-- begin Dataset entries --
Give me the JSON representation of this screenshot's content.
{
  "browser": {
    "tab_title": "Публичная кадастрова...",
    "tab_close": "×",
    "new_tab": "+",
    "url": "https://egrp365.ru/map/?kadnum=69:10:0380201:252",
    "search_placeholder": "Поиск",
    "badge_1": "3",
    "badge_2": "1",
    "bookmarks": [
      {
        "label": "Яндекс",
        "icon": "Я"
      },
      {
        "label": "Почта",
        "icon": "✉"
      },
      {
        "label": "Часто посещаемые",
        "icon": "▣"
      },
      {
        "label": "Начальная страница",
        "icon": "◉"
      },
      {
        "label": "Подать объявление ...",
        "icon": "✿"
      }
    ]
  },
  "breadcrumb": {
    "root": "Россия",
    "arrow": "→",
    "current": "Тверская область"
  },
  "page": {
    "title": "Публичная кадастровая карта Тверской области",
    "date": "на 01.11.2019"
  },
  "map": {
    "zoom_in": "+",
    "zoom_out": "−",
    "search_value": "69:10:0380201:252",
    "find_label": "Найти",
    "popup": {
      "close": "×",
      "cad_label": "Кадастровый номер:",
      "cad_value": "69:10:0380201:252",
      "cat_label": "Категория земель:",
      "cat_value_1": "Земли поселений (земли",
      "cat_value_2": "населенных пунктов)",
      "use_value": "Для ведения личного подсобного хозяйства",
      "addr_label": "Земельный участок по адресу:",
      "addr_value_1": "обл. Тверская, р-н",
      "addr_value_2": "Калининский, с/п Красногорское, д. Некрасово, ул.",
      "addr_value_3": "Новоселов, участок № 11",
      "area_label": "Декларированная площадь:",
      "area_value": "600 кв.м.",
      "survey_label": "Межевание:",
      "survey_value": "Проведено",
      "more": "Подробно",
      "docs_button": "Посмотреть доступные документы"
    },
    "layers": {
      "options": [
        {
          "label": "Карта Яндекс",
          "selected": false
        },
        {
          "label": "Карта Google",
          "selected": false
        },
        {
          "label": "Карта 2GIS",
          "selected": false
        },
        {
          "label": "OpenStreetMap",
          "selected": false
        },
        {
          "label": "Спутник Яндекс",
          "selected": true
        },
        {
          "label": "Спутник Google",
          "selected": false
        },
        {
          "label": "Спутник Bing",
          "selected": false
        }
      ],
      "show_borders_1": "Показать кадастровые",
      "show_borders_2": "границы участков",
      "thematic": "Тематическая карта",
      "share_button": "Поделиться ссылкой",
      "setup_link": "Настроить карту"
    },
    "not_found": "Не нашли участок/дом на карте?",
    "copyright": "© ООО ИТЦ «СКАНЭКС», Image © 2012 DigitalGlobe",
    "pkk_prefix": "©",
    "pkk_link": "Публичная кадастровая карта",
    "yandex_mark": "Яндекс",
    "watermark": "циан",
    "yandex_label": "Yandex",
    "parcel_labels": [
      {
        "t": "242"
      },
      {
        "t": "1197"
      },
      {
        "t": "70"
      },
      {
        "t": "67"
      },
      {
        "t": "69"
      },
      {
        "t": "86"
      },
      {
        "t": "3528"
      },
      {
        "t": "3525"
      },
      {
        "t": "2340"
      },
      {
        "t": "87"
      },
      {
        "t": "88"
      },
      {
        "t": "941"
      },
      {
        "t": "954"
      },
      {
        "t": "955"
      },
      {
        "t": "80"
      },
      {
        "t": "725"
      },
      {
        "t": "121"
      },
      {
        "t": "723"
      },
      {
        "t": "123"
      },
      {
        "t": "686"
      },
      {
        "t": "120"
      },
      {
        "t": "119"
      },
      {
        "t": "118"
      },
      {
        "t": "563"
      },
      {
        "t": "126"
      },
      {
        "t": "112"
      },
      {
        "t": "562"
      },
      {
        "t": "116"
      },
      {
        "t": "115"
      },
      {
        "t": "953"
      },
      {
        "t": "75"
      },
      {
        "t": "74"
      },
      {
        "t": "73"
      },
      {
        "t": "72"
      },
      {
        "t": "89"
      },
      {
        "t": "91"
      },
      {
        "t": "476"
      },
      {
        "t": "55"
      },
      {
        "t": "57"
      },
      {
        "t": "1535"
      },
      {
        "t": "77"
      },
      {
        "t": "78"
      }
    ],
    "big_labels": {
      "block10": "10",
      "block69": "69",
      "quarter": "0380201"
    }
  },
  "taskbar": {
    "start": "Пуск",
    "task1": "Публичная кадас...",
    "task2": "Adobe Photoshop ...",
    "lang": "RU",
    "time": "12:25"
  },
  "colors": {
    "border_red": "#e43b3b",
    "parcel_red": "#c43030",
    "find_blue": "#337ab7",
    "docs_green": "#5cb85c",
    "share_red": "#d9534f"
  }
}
-- end Dataset entries --
To be done:
Find the lines above that include the string "кадастровая" and copy them.

Response to this task:
    "title": "Публичная кадастровая карта Тверской области",
    "pkk_link": "Публичная кадастровая карта",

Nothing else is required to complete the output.